What the task requires
Transcribe all the records with complete accuracy.

═══ Recorded information

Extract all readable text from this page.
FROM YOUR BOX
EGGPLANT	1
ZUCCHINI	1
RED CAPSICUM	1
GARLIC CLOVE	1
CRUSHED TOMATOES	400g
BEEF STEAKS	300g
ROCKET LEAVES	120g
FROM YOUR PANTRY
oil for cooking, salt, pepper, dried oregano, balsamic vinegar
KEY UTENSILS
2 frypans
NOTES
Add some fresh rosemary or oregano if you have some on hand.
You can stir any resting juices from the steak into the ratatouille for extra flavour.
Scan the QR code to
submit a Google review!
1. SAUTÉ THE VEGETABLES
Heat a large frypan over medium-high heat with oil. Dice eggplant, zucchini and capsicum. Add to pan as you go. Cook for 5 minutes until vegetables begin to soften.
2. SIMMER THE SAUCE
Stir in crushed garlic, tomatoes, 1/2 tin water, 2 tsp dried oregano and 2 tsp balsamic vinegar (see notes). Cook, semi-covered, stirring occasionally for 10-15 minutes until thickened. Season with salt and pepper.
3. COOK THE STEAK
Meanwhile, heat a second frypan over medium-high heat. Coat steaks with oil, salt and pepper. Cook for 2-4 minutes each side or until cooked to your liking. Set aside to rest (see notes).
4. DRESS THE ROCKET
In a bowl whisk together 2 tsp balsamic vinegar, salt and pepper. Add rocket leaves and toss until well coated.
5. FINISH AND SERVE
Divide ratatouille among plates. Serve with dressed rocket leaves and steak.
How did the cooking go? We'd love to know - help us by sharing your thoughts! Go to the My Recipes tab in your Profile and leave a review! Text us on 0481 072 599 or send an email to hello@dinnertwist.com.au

══════

Task response
Extract all readable text from this page.
FROM YOUR BOX
EGGPLANT	1
ZUCCHINI	1
RED CAPSICUM	1
GARLIC CLOVE	1
CRUSHED TOMATOES	400g
BEEF STEAKS	300g
ROCKET LEAVES	120g
FROM YOUR PANTRY
oil for cooking, salt, pepper, dried oregano, balsamic vinegar
KEY UTENSILS
2 frypans
NOTES
Add some fresh rosemary or oregano if you have some on hand.
You can stir any resting juices from the steak into the ratatouille for extra flavour.
Scan the QR code to
submit a Google review!
1. SAUTÉ THE VEGETABLES
Heat a large frypan over medium-high heat with oil. Dice eggplant, zucchini and capsicum. Add to pan as you go. Cook for 5 minutes until vegetables begin to soften.
2. SIMMER THE SAUCE
Stir in crushed garlic, tomatoes, 1/2 tin water, 2 tsp dried oregano and 2 tsp balsamic vinegar (see notes). Cook, semi-covered, stirring occasionally for 10-15 minutes until thickened. Season with salt and pepper.
3. COOK THE STEAK
Meanwhile, heat a second frypan over medium-high heat. Coat steaks with oil, salt and pepper. Cook for 2-4 minutes each side or until cooked to your liking. Set aside to rest (see notes).
4. DRESS THE ROCKET
In a bowl whisk together 2 tsp balsamic vinegar, salt and pepper. Add rocket leaves and toss until well coated.
5. FINISH AND SERVE
Divide ratatouille among plates. Serve with dressed rocket leaves and steak.
How did the cooking go? We'd love to know - help us by sharing your thoughts! Go to the My Recipes tab in your Profile and leave a review! Text us on 0481 072 599 or send an email to hello@dinnertwist.com.au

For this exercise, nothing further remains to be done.